= Exercise =
Every entry needs to be reproduced exactly.

= Data lines =
========

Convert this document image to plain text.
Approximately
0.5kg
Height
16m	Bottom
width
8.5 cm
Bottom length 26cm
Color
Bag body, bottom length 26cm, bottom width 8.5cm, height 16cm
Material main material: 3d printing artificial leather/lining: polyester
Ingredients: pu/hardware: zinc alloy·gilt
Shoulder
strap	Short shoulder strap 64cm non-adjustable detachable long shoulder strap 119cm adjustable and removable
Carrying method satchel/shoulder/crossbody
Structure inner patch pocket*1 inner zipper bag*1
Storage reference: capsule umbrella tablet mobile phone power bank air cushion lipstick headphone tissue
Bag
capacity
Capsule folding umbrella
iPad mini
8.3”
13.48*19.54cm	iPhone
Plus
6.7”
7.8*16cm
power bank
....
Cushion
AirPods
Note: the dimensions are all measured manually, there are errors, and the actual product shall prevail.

========

= Written solution =
Convert this document image to plain text.
Approximately
0.5kg
Height
16m	Bottom
width
8.5 cm
Bottom length 26cm
Color
Bag body, bottom length 26cm, bottom width 8.5cm, height 16cm
Material main material: 3d printing artificial leather/lining: polyester
Ingredients: pu/hardware: zinc alloy·gilt
Shoulder
strap	Short shoulder strap 64cm non-adjustable detachable long shoulder strap 119cm adjustable and removable
Carrying method satchel/shoulder/crossbody
Structure inner patch pocket*1 inner zipper bag*1
Storage reference: capsule umbrella tablet mobile phone power bank air cushion lipstick headphone tissue
Bag
capacity
Capsule folding umbrella
iPad mini
8.3”
13.48*19.54cm	iPhone
Plus
6.7”
7.8*16cm
power bank
....
Cushion
AirPods
Note: the dimensions are all measured manually, there are errors, and the actual product shall prevail.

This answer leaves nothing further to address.